SHORT EXERCISE:
Could you continue the passage below on building a Python class for the housing-prices data, picking up right after its last line?

I have learned that there are many benefits to using OOP with Python. It makes code more readable, reproducible, testable, etc. For this section, I create a python class specifically for this competition to handle the "pre-processing" of the data. What I mean by "pre-processing" is making the training and testing sets equivalent in form. This class contains functions to: 
1. Load the training and testing data
2. Generate a "submission" dataframe
3. Use the above dictionary to replace vlalues
4. Create new columns by:
    * multiplication
    * addition
    * hardcoding
5. Log transforming the response
6. Removing categories that do not show up in Test (to allow for one-hot-encoding)

In [3]:
# Define Class
class HousingPricesRegression():
    # class initialization
    def __init__(self, train_path, test_path):
        self.train = pd.read_csv(train_path)
        self.test = pd.read_csv(test_path)
        self.submission = pd.DataFrame()
    def gen_submission_file(self, id_col):
        self.submission[id_col] = self.test[id_col]
        self.test.drop([id_col], axis = 1, inplace=True)
    # replace information within columns
    def replace_values(self, replace_dict):
        # Find name (top level key)
        key_name = str(*replace_dict)
        true_index = np.where(self.train.columns.isin([key_name]))
        col_name = list(self.train.columns[true_index])
        if len(col_name) == 0:
            # Option 1: Dictionary refers to a key that doesn't exist. Create one!
            orig_name = key_name[3:]
            self.train[key_name] = self.train[orig_name].map(replace_dict[key_name])
            self.test[key_name] = self.test[orig_name].map(replace_dict[key_name])
        else:
            # Option 2: Dictionary refers to a key that does exist. Modify!

GIVEN INFORMATION:

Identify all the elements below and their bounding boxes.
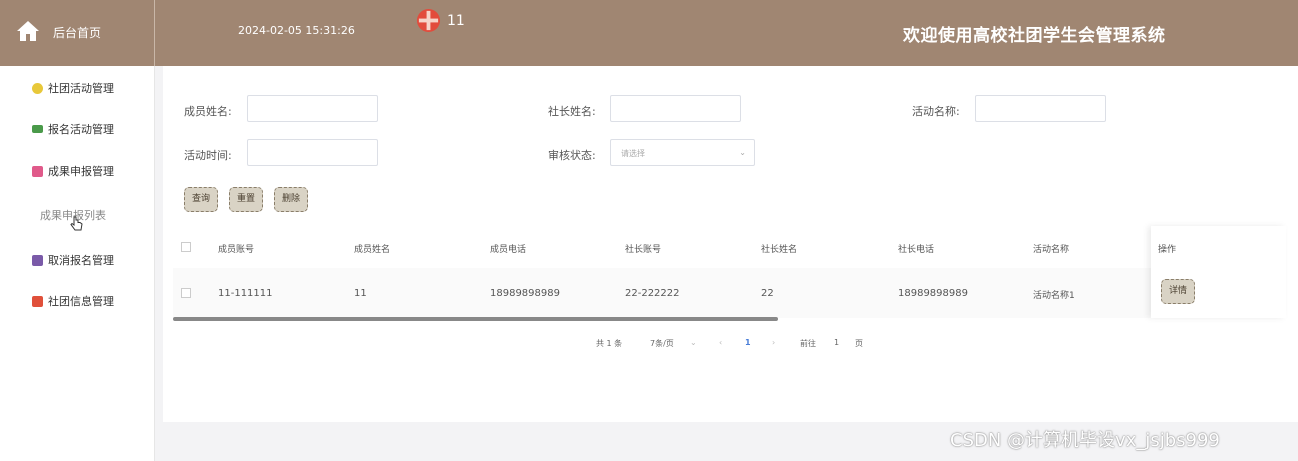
sidebar-item-cancel-signup[interactable]: 取消报名管理 xyxy=(32,250,114,270)
review-status-label: 审核状态: xyxy=(548,149,596,162)
home-label: 后台首页 xyxy=(53,26,102,40)
current-page-number[interactable]: 1 xyxy=(745,338,751,347)
member-name-input[interactable] xyxy=(247,95,378,122)
watermark: CSDN @计算机毕设vx_jsjbs999 xyxy=(950,430,1220,451)
horizontal-scrollbar[interactable] xyxy=(173,317,778,321)
activity-time-label: 活动时间: xyxy=(184,149,232,162)
member-phone-cell: 18989898989 xyxy=(490,288,560,299)
delete-button[interactable]: 删除 xyxy=(274,187,308,212)
sidebar-item-label: 社团信息管理 xyxy=(48,295,114,308)
sidebar-item-signup-activity[interactable]: 报名活动管理 xyxy=(32,119,114,139)
avatar-icon[interactable] xyxy=(416,8,441,33)
sidebar-item-label: 报名活动管理 xyxy=(48,123,114,136)
activity-time-input[interactable] xyxy=(247,139,378,166)
activity-name-cell: 活动名称1 xyxy=(1033,291,1075,301)
monitor-icon xyxy=(32,125,43,133)
leader-name-input[interactable] xyxy=(610,95,741,122)
goto-page-input[interactable]: 1 xyxy=(834,338,839,347)
sidebar-item-label: 取消报名管理 xyxy=(48,254,114,267)
home-icon xyxy=(17,21,39,41)
home-link[interactable]: 后台首页 xyxy=(0,0,155,66)
column-header: 成员电话 xyxy=(490,245,527,255)
select-all-checkbox[interactable] xyxy=(181,242,191,252)
pagination-total: 共 1 条 xyxy=(596,339,623,348)
column-header: 社长电话 xyxy=(898,245,935,255)
review-status-placeholder: 请选择 xyxy=(621,149,645,158)
sidebar-item-label: 社团活动管理 xyxy=(48,82,114,95)
actions-column: 操作 详情 xyxy=(1151,226,1286,318)
member-name-cell: 11 xyxy=(354,288,367,299)
leader-name-label: 社长姓名: xyxy=(548,105,596,118)
member-name-label: 成员姓名: xyxy=(184,105,232,118)
column-header: 成员姓名 xyxy=(354,245,391,255)
sidebar: 社团活动管理 报名活动管理 成果申报管理 成果申报列表 取消报名管理 社团信息管… xyxy=(0,66,155,461)
activity-name-input[interactable] xyxy=(975,95,1106,122)
table-row: 11-111111 11 18989898989 22-222222 22 18… xyxy=(173,268,1286,318)
chevron-down-icon: ⌄ xyxy=(739,148,746,157)
system-title: 欢迎使用高校社团学生会管理系统 xyxy=(903,26,1166,46)
detail-button[interactable]: 详情 xyxy=(1161,279,1195,304)
query-button[interactable]: 查询 xyxy=(184,187,218,212)
current-datetime: 2024-02-05 15:31:26 xyxy=(238,24,355,37)
column-header: 社长账号 xyxy=(625,245,662,255)
page-unit-label: 页 xyxy=(855,339,863,348)
grid-icon xyxy=(32,295,43,307)
hand-cursor-icon xyxy=(70,216,83,231)
sidebar-item-club-info[interactable]: 社团信息管理 xyxy=(32,291,114,311)
leader-name-cell: 22 xyxy=(761,288,774,299)
activity-name-label: 活动名称: xyxy=(912,105,960,118)
document-icon xyxy=(32,165,43,177)
sidebar-item-achievement[interactable]: 成果申报管理 xyxy=(32,161,114,181)
column-header: 操作 xyxy=(1158,245,1177,255)
column-header: 活动名称 xyxy=(1033,245,1070,255)
stack-icon xyxy=(32,254,43,266)
main-panel: 成员姓名: 社长姓名: 活动名称: 活动时间: 审核状态: 请选择 ⌄ 查询 重… xyxy=(163,66,1298,422)
badge-icon xyxy=(32,82,43,94)
table-header-row: 成员账号 成员姓名 成员电话 社长账号 社长姓名 社长电话 活动名称 xyxy=(173,226,1286,269)
user-name[interactable]: 11 xyxy=(447,13,465,29)
top-header: 后台首页 2024-02-05 15:31:26 11 欢迎使用高校社团学生会管… xyxy=(0,0,1298,66)
chevron-down-icon[interactable]: ⌄ xyxy=(690,338,697,347)
column-header: 社长姓名 xyxy=(761,245,798,255)
goto-label: 前往 xyxy=(800,339,816,348)
page-size-select[interactable]: 7条/页 xyxy=(650,338,674,349)
sidebar-item-label: 成果申报管理 xyxy=(48,165,114,178)
column-header: 成员账号 xyxy=(218,245,255,255)
reset-button[interactable]: 重置 xyxy=(229,187,263,212)
sidebar-item-club-activity[interactable]: 社团活动管理 xyxy=(32,78,114,98)
prev-page-icon[interactable]: ‹ xyxy=(719,338,722,347)
member-account-cell: 11-111111 xyxy=(218,288,273,299)
review-status-select[interactable]: 请选择 ⌄ xyxy=(610,139,755,166)
leader-phone-cell: 18989898989 xyxy=(898,288,968,299)
row-checkbox[interactable] xyxy=(181,288,191,298)
next-page-icon[interactable]: › xyxy=(772,338,775,347)
leader-account-cell: 22-222222 xyxy=(625,288,680,299)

OUTPUT FOR THIS EXERCISE:
            # Take 'ModExterCond' and find the original ("ExterCond")
            self.train[key_name] = self.train[key_name].map(replace_dict[key_name])
            self.test[key_name] = self.test[key_name].map(replace_dict[key_name])
    # Take Logarithm of Response
    def create_response(self, response):
        self.price_labels = np.log(self.train[response].copy() + 1)
        # drop original to avoid confusion
        self.train.drop([response], axis=1, inplace = True)  
    # Remove categories 
    def remove_categories(self, cat_cols):
        for i in cat_cols:
            trn = self.train[i].astype('category')
            trn = trn.cat.categories
            tst = self.test[i].astype('category')
            tst = tst.cat.categories
            # Find that which is in test which is not in train
            unique_values_train = list(set(trn) - set(tst))
            # Check 
            # If no difference, print
            if len(unique_values_train)==0:
                print("No Differnence for {}".format(i))
            else:
                # If there is a differnce, change to NA in test for later imputation
                for j in unique_values_train:
                    to_replace_index = self.train.loc[self.train[i]==j,i].index
                    self.train.loc[to_replace_index,i] = float('NaN')
                    self.train[i] = self.train[i].cat.remove_categories(j)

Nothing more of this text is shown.